» **题解原文**:
◆ ◆ ◆ ◆

给一幅图,判断任意两点v,u是否可到达.(u->v或v->u)都可以。

解题思路:

tarjan+dfs

先求有向图强连通分量,然后缩点建图,统计入度为0的联通分量个数,超过1肯定不行。然后对搜索子树dfs,如果某一节点有超过一个儿子,则这两个儿子之间不能到达,不行。

代码:

//#include<CSpreadSheet.h>

#include<iostream>
#include<cmath>
#include<cstdio>
#include<sstream>
#include<cstdlib>
#include<string>
#include<string.h>
#include<cstring>
#include<algorithm>
#include<vector>
#include<map>
#include<set>
#include<stack>
#include<list>
#include<queue>
#include<ctime>
#include<bitset>
#include<cmath>
#define eps 1e-6
#define INF 0x3f3f3f3f
#define PI acos(-1.0)
#define ll __int64
#define LL long long
#define lson l,m,(rt<<1)
#define rson m+1,r,(rt<<1)|1
#define M 1000000007
//#pragma comment(linker, "/STACK:1024000000,1024000000")
using namespace std;

#define Maxn 1100

int low[Maxn],dfn[Maxn],sc,bc,sta[Maxn];
int n,m,dep,dei[Maxn],in[Maxn];
bool iss[Maxn];
vector<vector<int> >myv;
vector<vector<int> >tree;
bool hae[Maxn][Maxn];
int ans;

void tarjan(int cur)

◆ ◆ ◆ ◆

[元素出现位置的记录]
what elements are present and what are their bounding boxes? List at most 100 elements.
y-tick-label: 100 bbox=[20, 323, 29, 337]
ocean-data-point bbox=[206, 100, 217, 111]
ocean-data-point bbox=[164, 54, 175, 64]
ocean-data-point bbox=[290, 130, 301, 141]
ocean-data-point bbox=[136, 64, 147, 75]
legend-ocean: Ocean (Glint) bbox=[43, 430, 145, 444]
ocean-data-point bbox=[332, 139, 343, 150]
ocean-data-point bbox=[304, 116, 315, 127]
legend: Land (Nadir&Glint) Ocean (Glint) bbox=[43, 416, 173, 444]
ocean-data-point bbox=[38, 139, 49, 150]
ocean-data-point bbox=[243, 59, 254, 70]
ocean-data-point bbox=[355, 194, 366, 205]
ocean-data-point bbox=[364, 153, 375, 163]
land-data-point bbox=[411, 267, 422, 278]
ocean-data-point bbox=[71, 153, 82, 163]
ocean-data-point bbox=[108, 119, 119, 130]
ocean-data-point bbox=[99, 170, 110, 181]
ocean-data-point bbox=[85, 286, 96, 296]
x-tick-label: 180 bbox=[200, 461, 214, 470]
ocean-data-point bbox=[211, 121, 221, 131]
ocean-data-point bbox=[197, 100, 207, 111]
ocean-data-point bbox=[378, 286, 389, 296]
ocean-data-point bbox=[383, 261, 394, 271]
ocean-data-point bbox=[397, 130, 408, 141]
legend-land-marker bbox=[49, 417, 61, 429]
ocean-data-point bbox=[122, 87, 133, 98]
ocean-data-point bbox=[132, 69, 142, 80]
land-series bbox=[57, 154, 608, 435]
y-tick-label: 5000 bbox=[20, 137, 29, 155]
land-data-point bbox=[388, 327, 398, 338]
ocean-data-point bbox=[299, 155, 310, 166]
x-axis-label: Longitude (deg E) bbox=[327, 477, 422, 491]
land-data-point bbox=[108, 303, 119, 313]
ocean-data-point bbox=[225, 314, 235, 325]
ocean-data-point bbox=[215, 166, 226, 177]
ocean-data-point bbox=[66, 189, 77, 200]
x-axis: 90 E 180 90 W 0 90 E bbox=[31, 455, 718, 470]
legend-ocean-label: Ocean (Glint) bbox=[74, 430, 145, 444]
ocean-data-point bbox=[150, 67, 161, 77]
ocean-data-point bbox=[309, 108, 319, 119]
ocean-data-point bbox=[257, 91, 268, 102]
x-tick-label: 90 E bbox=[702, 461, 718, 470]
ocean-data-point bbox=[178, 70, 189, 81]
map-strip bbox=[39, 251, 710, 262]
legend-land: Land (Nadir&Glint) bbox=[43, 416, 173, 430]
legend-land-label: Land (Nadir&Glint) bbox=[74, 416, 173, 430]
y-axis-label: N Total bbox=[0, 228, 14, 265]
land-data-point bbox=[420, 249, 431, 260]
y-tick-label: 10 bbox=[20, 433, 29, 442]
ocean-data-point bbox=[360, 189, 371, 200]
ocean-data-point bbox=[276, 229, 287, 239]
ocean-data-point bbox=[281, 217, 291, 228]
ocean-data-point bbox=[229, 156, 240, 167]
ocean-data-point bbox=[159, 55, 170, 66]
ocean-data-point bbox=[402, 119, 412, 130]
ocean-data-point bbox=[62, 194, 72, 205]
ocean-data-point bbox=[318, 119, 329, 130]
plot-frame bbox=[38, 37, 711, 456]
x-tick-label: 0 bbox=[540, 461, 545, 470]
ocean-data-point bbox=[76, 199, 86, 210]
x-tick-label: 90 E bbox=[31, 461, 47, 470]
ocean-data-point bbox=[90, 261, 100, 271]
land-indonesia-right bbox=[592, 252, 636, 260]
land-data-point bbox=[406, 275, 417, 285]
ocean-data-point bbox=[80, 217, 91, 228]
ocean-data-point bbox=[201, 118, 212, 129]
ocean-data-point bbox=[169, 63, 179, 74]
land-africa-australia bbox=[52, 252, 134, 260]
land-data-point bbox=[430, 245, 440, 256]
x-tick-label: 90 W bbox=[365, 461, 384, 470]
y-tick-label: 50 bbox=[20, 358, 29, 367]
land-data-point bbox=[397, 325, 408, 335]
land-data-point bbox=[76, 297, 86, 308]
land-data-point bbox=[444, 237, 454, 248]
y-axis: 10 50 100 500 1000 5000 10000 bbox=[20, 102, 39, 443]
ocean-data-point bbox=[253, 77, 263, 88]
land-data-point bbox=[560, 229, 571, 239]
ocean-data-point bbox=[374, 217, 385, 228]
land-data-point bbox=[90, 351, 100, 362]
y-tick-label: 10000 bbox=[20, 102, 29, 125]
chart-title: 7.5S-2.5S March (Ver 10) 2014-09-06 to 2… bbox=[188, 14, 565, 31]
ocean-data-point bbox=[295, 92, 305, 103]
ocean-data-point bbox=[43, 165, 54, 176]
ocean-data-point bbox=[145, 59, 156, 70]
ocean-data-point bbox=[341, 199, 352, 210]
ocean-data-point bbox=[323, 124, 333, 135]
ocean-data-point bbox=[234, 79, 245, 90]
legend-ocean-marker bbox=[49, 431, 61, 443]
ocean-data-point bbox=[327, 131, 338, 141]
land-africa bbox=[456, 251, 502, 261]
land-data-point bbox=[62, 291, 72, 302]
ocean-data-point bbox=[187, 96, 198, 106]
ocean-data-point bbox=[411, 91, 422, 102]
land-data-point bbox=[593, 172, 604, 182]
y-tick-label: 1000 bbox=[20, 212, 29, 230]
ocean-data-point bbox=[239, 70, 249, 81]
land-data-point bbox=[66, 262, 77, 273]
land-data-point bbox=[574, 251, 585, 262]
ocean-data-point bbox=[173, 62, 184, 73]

◆ ◆ ◆ ◆

» **任务列表**:
A. 可达性题解的代码中，哪些全局变量被声明为 int 数组？请全部列出。
B. 从可达性题解最后一行“void tarjan(int cur)”之后续写下去，把后面的代码补出来。
这些记录与可达性题解并无关联。

» **任务答案**:
A. low、dfn、sta、dei、in

B.
{
    int ne;
    low[cur]=dfn[cur]=++dep;
    sta[++sc]=cur;
    iss[cur]=true;

    for(int i=0;i<myv[cur].size();i++)
    {
        ne=myv[cur][i];
        if(!dfn[ne])
        {
            tarjan(ne);
            if(low[ne]<low[cur])
                low[cur]=low[ne];
        }
        else if(iss[ne]&&dfn[ne]<low[cur])
            low[cur]=dfn[ne];
    }
    if(low[cur]==dfn[cur])
    {
        ++bc;
        do
        {
            ne=sta[sc--];
            iss[ne]=false;
            in[ne]=bc;
        }while(ne!=cur);
    }
}
void solve()
{
    dep=sc=bc=0;
    memset(iss,false,sizeof(iss));
    memset(dfn,0,sizeof(dfn));

    for(int i=1;i<=n;i++)
        if(!dfn[i])
            tarjan(i);
}
void dfs(int cur)
{
    if(ans>2)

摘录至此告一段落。